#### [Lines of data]
+ + + + + + +

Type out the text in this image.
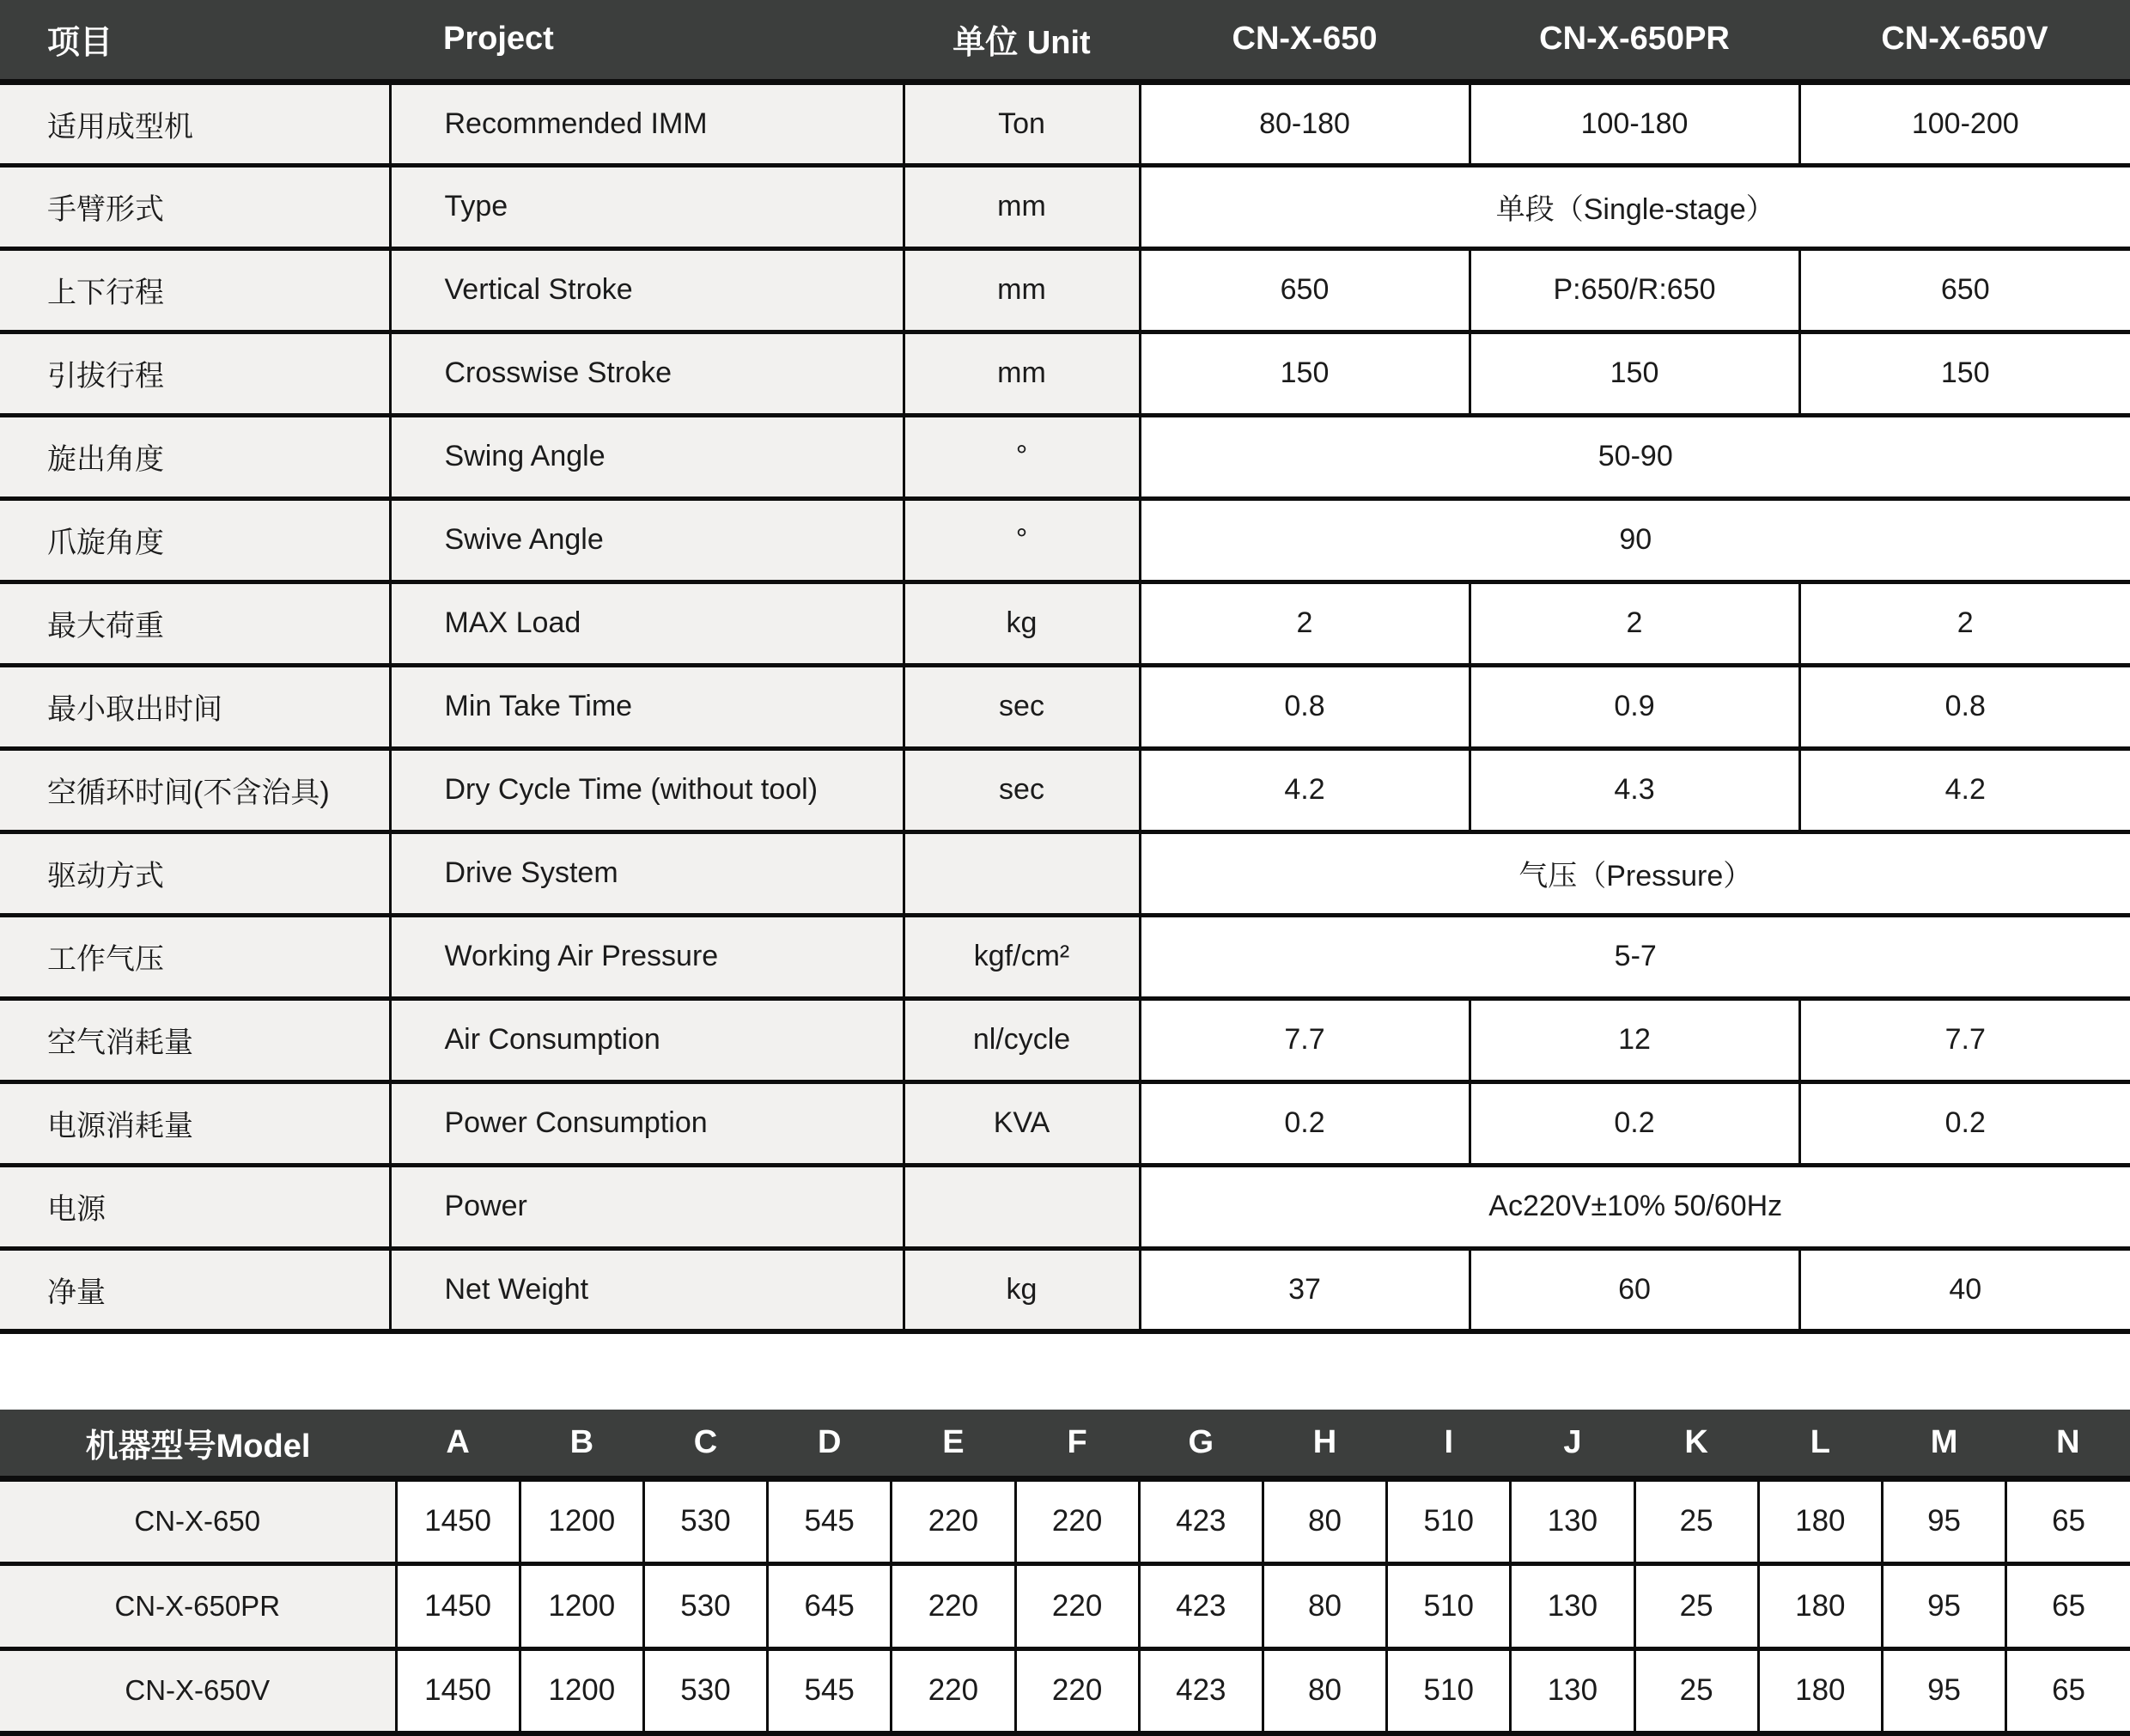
项目	Project	单位 Unit	CN-X-650	CN-X-650PR	CN-X-650V
适用成型机	Recommended IMM	Ton	80-180	100-180	100-200
手臂形式	Type	mm	单段（Single-stage）		
上下行程	Vertical Stroke	mm	650	P:650/R:650	650
引拔行程	Crosswise Stroke	mm	150	150	150
旋出角度	Swing Angle	°	50-90		
爪旋角度	Swive Angle	°	90		
最大荷重	MAX Load	kg	2	2	2
最小取出时间	Min Take Time	sec	0.8	0.9	0.8
空循环时间(不含治具)	Dry Cycle Time (without tool)	sec	4.2	4.3	4.2
驱动方式	Drive System		气压（Pressure）		
工作气压	Working Air Pressure	kgf/cm²	5-7		
空气消耗量	Air Consumption	nl/cycle	7.7	12	7.7
电源消耗量	Power Consumption	KVA	0.2	0.2	0.2
电源	Power		Ac220V±10% 50/60Hz		
净量	Net Weight	kg	37	60	40
机器型号Model	A	B	C	D	E	F	G	H	I	J	K	L	M	N
CN-X-650	1450	1200	530	545	220	220	423	80	510	130	25	180	95	65
CN-X-650PR	1450	1200	530	645	220	220	423	80	510	130	25	180	95	65
CN-X-650V	1450	1200	530	545	220	220	423	80	510	130	25	180	95	65
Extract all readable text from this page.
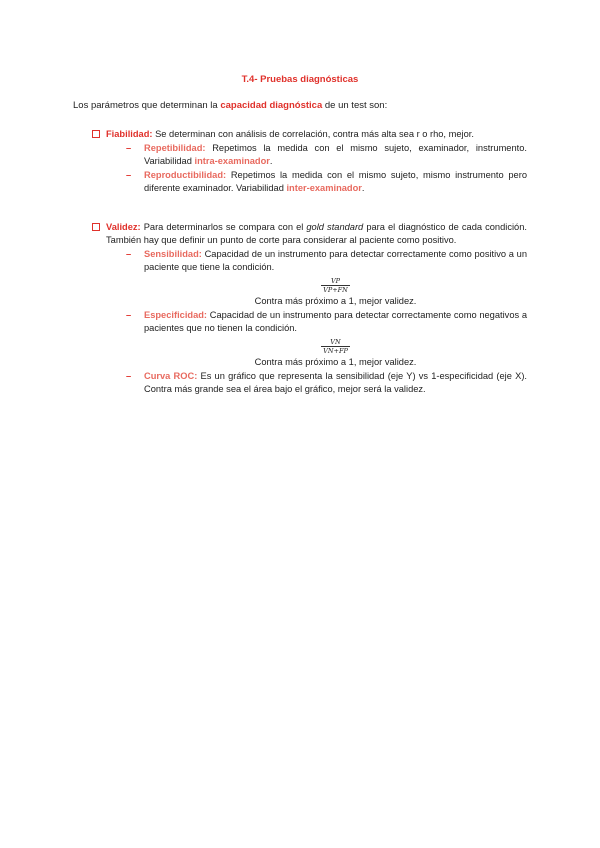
T.4- Pruebas diagnósticas
Los parámetros que determinan la capacidad diagnóstica de un test son:
Fiabilidad: Se determinan con análisis de correlación, contra más alta sea r o rho, mejor.
– Repetibilidad: Repetimos la medida con el mismo sujeto, examinador, instrumento. Variabilidad intra-examinador.
– Reproductibilidad: Repetimos la medida con el mismo sujeto, mismo instrumento pero diferente examinador. Variabilidad inter-examinador.
Validez: Para determinarlos se compara con el gold standard para el diagnóstico de cada condición. También hay que definir un punto de corte para considerar al paciente como positivo.
– Sensibilidad: Capacidad de un instrumento para detectar correctamente como positivo a un paciente que tiene la condición.
$\frac{VP}{VP+FN}$
Contra más próximo a 1, mejor validez.
– Especificidad: Capacidad de un instrumento para detectar correctamente como negativos a pacientes que no tienen la condición.
$\frac{VN}{VN+FP}$
Contra más próximo a 1, mejor validez.
– Curva ROC: Es un gráfico que representa la sensibilidad (eje Y) vs 1-especificidad (eje X). Contra más grande sea el área bajo el gráfico, mejor será la validez.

+ + + + + + +

All of the material above needs to be restated exactly, with no pictures.

#### [Full solution]
Type out the text in this image.
项目	Project	单位 Unit	CN-X-650	CN-X-650PR	CN-X-650V
适用成型机	Recommended IMM	Ton	80-180	100-180	100-200
手臂形式	Type	mm	单段（Single-stage）		
上下行程	Vertical Stroke	mm	650	P:650/R:650	650
引拔行程	Crosswise Stroke	mm	150	150	150
旋出角度	Swing Angle	°	50-90		
爪旋角度	Swive Angle	°	90		
最大荷重	MAX Load	kg	2	2	2
最小取出时间	Min Take Time	sec	0.8	0.9	0.8
空循环时间(不含治具)	Dry Cycle Time (without tool)	sec	4.2	4.3	4.2
驱动方式	Drive System		气压（Pressure）		
工作气压	Working Air Pressure	kgf/cm²	5-7		
空气消耗量	Air Consumption	nl/cycle	7.7	12	7.7
电源消耗量	Power Consumption	KVA	0.2	0.2	0.2
电源	Power		Ac220V±10% 50/60Hz		
净量	Net Weight	kg	37	60	40
机器型号Model	A	B	C	D	E	F	G	H	I	J	K	L	M	N
CN-X-650	1450	1200	530	545	220	220	423	80	510	130	25	180	95	65
CN-X-650PR	1450	1200	530	645	220	220	423	80	510	130	25	180	95	65
CN-X-650V	1450	1200	530	545	220	220	423	80	510	130	25	180	95	65
Extract all readable text from this page.
T.4- Pruebas diagnósticas
Los parámetros que determinan la capacidad diagnóstica de un test son:
Fiabilidad: Se determinan con análisis de correlación, contra más alta sea r o rho, mejor.
– Repetibilidad: Repetimos la medida con el mismo sujeto, examinador, instrumento. Variabilidad intra-examinador.
– Reproductibilidad: Repetimos la medida con el mismo sujeto, mismo instrumento pero diferente examinador. Variabilidad inter-examinador.
Validez: Para determinarlos se compara con el gold standard para el diagnóstico de cada condición. También hay que definir un punto de corte para considerar al paciente como positivo.
– Sensibilidad: Capacidad de un instrumento para detectar correctamente como positivo a un paciente que tiene la condición.
$\frac{VP}{VP+FN}$
Contra más próximo a 1, mejor validez.
– Especificidad: Capacidad de un instrumento para detectar correctamente como negativos a pacientes que no tienen la condición.
$\frac{VN}{VN+FP}$
Contra más próximo a 1, mejor validez.
– Curva ROC: Es un gráfico que representa la sensibilidad (eje Y) vs 1-especificidad (eje X). Contra más grande sea el área bajo el gráfico, mejor será la validez.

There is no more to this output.